> [EXERCISE BRIEF]
Show all lines holding "ihracatta".

______________________________

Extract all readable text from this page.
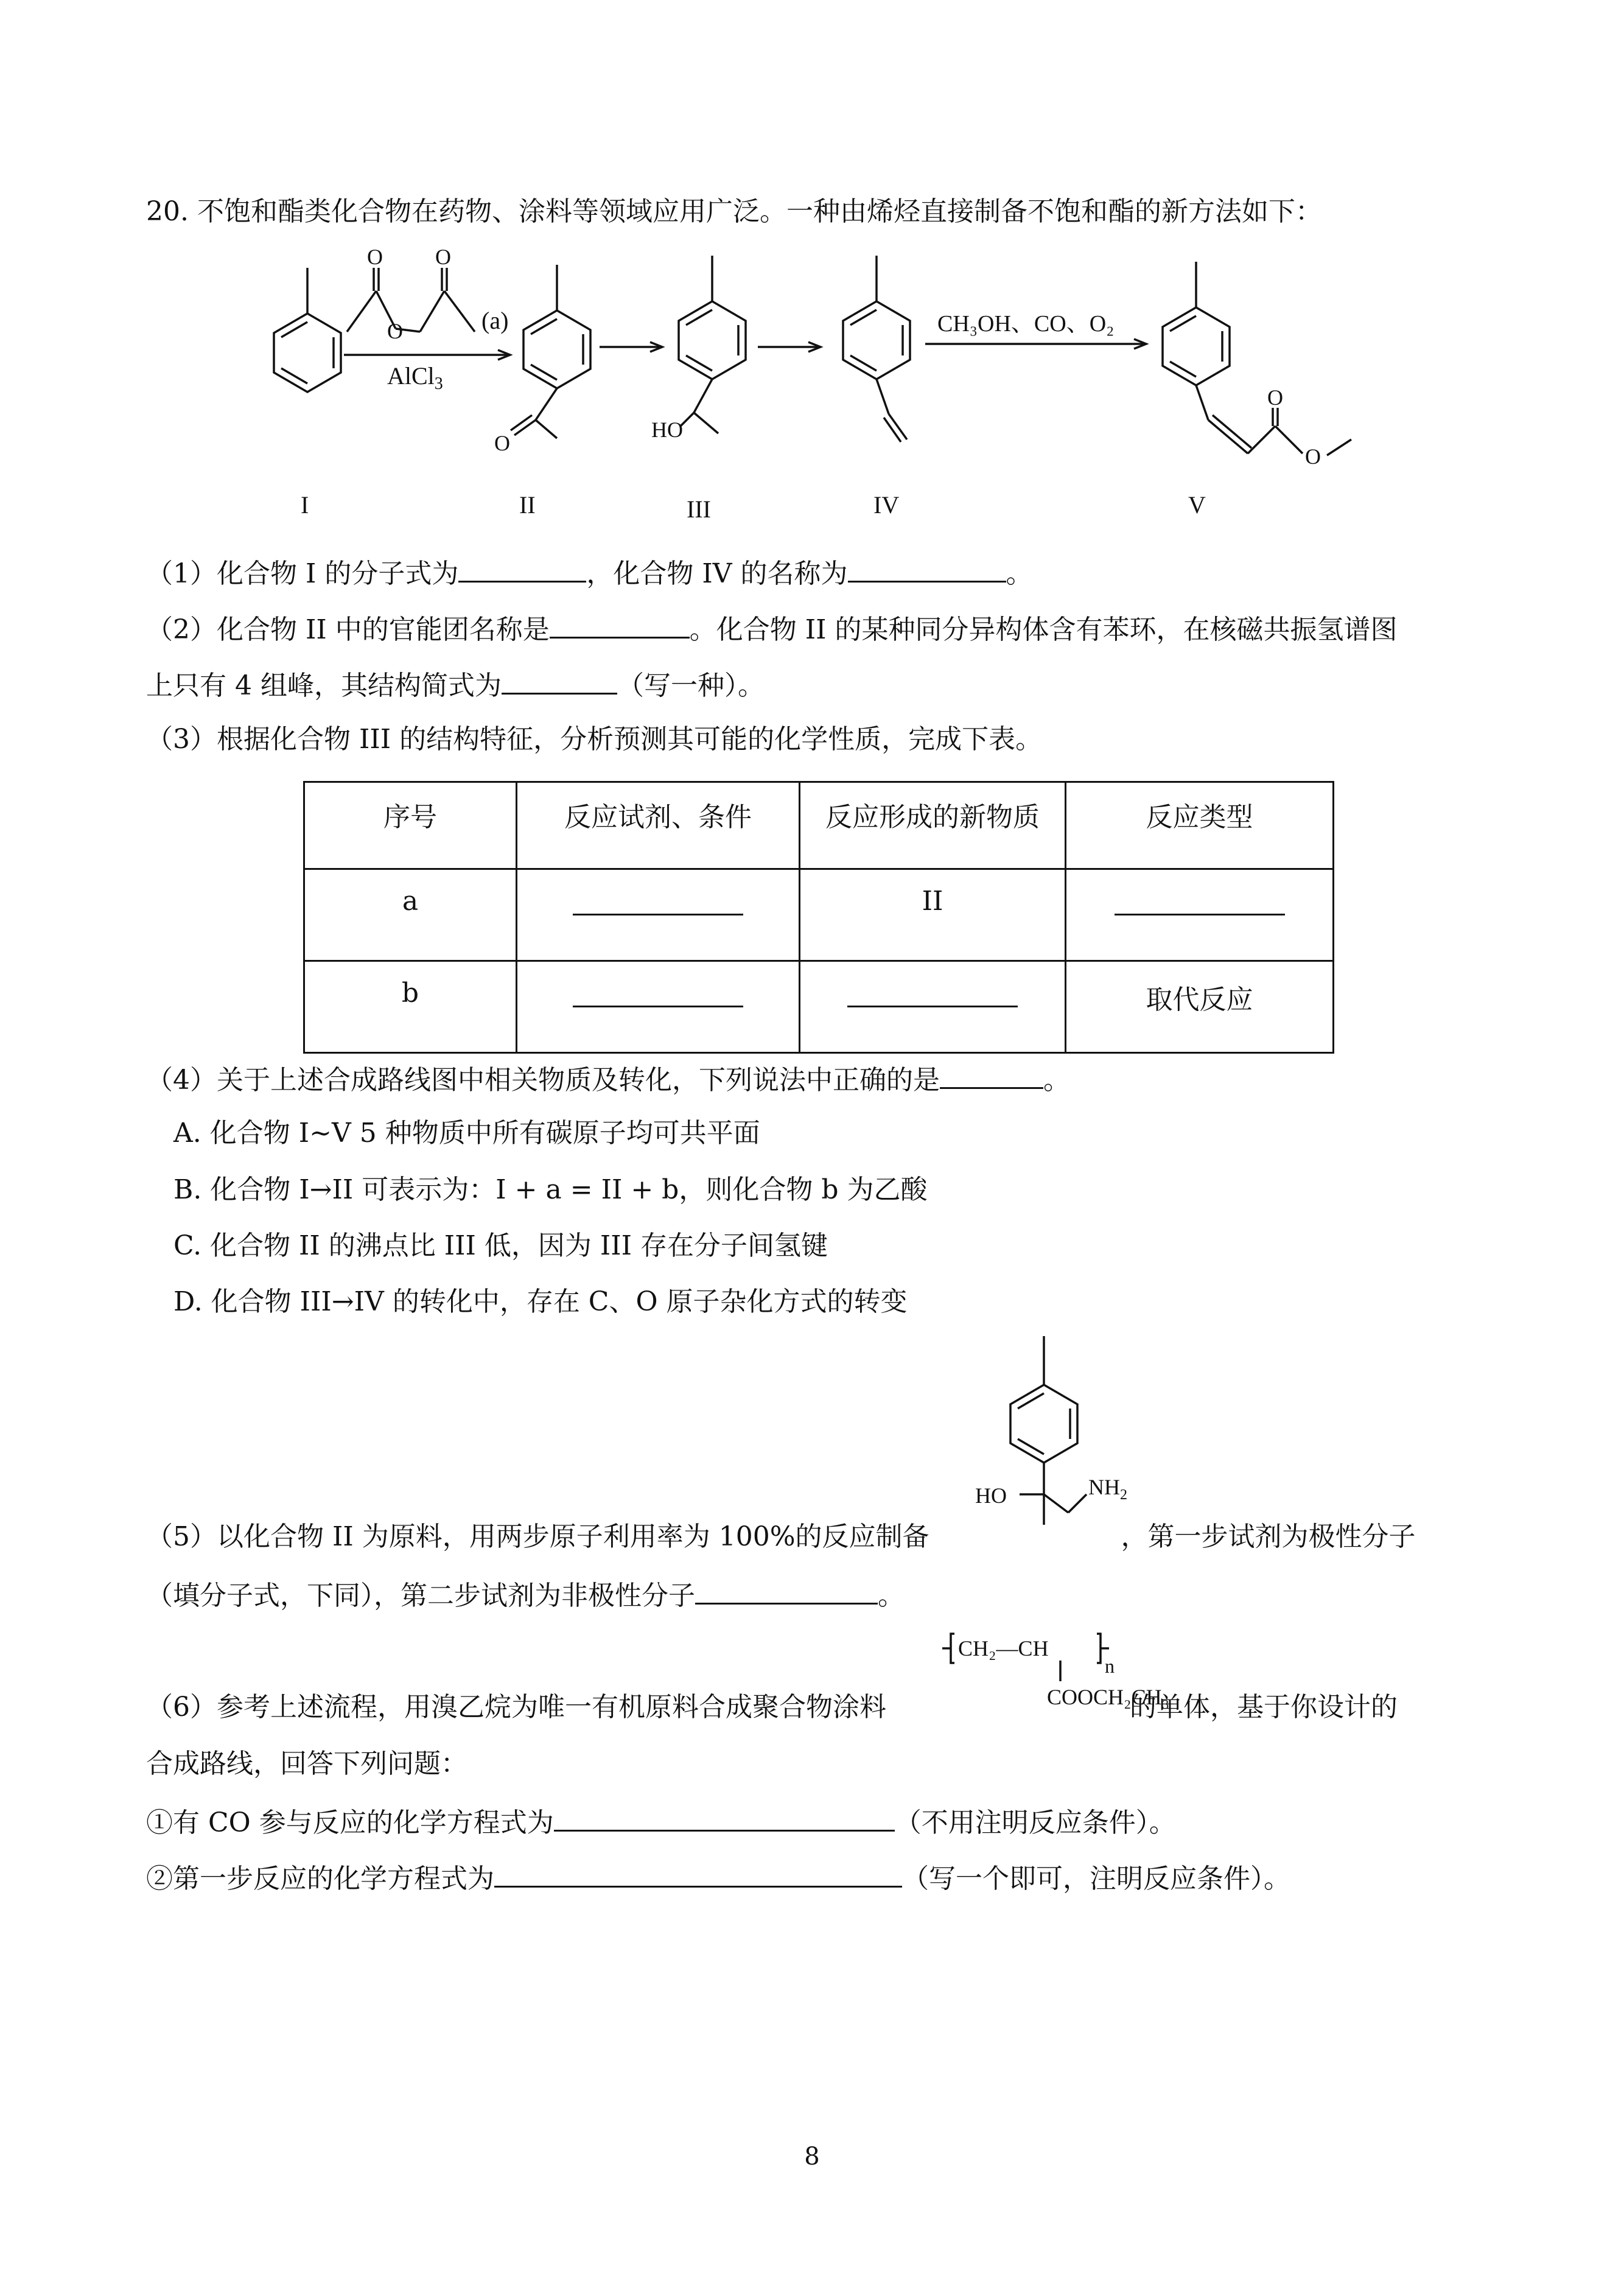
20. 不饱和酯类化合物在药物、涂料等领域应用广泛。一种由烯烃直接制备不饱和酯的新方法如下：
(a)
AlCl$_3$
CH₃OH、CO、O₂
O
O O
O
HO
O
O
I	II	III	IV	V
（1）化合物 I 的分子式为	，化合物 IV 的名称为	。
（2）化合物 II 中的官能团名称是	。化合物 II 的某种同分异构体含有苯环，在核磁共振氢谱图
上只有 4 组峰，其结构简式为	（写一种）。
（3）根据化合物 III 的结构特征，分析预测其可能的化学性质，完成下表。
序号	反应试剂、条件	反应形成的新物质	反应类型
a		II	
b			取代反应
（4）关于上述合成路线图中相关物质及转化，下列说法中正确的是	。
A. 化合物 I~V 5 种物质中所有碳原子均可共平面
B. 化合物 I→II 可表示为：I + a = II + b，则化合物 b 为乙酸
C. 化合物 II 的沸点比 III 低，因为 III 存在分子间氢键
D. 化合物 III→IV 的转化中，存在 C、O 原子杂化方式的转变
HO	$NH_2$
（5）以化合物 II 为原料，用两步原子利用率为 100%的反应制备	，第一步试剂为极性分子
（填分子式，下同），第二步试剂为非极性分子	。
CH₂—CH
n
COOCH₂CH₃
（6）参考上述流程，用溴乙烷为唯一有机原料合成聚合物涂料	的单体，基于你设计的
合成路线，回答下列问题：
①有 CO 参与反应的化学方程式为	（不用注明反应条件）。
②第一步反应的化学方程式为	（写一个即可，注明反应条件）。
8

______________________________

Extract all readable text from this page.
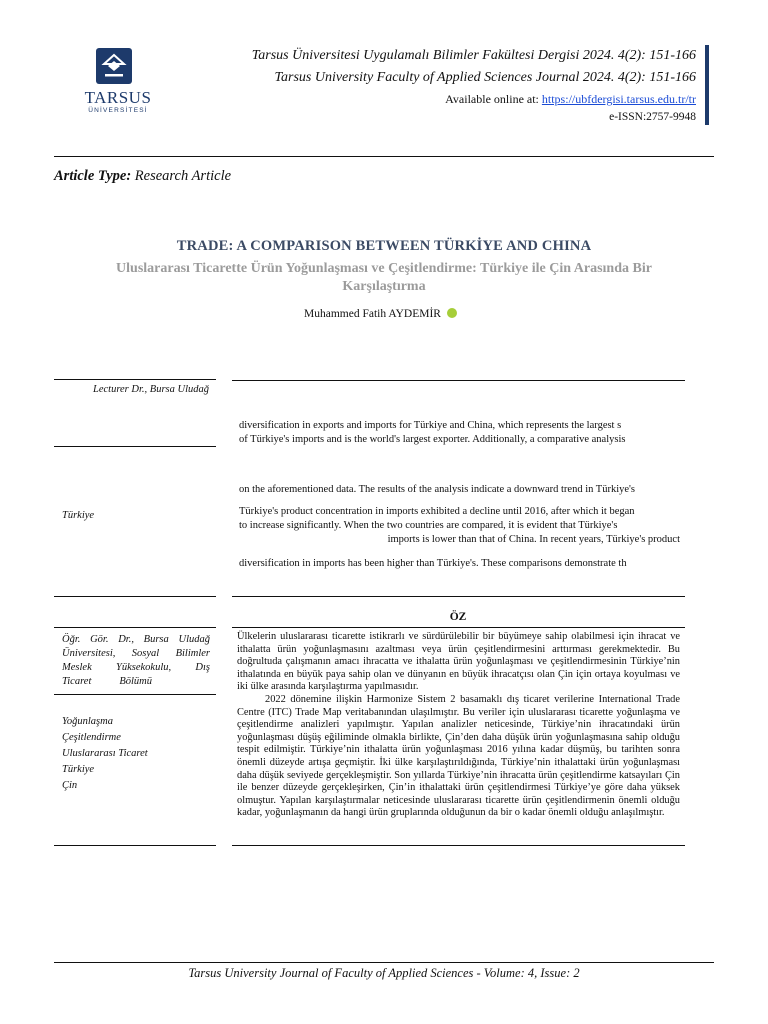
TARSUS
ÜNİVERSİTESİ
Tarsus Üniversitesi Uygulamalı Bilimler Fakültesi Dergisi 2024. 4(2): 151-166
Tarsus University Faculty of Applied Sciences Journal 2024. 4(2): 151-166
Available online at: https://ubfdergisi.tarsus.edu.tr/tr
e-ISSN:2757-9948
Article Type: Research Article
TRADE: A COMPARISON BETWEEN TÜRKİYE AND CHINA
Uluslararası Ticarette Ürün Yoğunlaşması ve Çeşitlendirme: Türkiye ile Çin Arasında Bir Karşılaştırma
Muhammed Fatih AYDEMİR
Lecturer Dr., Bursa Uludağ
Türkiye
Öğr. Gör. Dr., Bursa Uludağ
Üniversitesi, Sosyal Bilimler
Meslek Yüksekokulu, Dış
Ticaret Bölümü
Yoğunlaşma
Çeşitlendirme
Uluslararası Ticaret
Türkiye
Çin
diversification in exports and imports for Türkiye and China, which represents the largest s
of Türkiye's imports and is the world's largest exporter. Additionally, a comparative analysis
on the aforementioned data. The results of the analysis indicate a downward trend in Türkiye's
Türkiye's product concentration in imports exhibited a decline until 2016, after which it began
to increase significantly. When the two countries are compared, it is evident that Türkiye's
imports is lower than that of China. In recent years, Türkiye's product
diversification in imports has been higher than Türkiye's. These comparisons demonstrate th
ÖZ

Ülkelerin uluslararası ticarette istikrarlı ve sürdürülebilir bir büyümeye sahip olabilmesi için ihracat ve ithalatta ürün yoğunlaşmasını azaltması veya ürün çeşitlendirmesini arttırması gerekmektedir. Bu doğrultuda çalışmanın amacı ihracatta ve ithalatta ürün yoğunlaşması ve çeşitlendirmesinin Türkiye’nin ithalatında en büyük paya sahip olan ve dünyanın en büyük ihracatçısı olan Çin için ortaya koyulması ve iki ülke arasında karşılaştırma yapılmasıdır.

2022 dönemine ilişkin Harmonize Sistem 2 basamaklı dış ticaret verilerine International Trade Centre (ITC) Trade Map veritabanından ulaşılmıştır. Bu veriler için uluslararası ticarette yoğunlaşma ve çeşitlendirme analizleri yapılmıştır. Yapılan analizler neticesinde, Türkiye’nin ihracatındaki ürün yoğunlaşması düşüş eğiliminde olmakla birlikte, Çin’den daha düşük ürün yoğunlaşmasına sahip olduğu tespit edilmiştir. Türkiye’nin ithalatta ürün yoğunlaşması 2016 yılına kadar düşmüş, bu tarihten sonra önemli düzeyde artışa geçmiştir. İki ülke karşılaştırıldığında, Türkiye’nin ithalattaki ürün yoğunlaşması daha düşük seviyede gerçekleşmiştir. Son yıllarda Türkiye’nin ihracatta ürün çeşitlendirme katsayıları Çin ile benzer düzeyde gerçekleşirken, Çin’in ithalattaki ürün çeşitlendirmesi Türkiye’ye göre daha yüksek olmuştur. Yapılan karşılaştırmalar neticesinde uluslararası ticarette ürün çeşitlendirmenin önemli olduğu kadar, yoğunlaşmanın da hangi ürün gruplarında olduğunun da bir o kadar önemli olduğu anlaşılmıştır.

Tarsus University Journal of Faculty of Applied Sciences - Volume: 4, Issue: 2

______________________________

> [OUTPUT BELOW]
Ülkelerin uluslararası ticarette istikrarlı ve sürdürülebilir bir büyümeye sahip olabilmesi için ihracat ve ithalatta ürün yoğunlaşmasını azaltması veya ürün çeşitlendirmesini arttırması gerekmektedir. Bu doğrultuda çalışmanın amacı ihracatta ve ithalatta ürün yoğunlaşması ve çeşitlendirmesinin Türkiye’nin ithalatında en büyük paya sahip olan ve dünyanın en büyük ihracatçısı olan Çin için ortaya koyulması ve iki ülke arasında karşılaştırma yapılmasıdır.
2022 dönemine ilişkin Harmonize Sistem 2 basamaklı dış ticaret verilerine International Trade Centre (ITC) Trade Map veritabanından ulaşılmıştır. Bu veriler için uluslararası ticarette yoğunlaşma ve çeşitlendirme analizleri yapılmıştır. Yapılan analizler neticesinde, Türkiye’nin ihracatındaki ürün yoğunlaşması düşüş eğiliminde olmakla birlikte, Çin’den daha düşük ürün yoğunlaşmasına sahip olduğu tespit edilmiştir. Türkiye’nin ithalatta ürün yoğunlaşması 2016 yılına kadar düşmüş, bu tarihten sonra önemli düzeyde artışa geçmiştir. İki ülke karşılaştırıldığında, Türkiye’nin ithalattaki ürün yoğunlaşması daha düşük seviyede gerçekleşmiştir. Son yıllarda Türkiye’nin ihracatta ürün çeşitlendirme katsayıları Çin ile benzer düzeyde gerçekleşirken, Çin’in ithalattaki ürün çeşitlendirmesi Türkiye’ye göre daha yüksek olmuştur. Yapılan karşılaştırmalar neticesinde uluslararası ticarette ürün çeşitlendirmenin önemli olduğu kadar, yoğunlaşmanın da hangi ürün gruplarında olduğunun da bir o kadar önemli olduğu anlaşılmıştır.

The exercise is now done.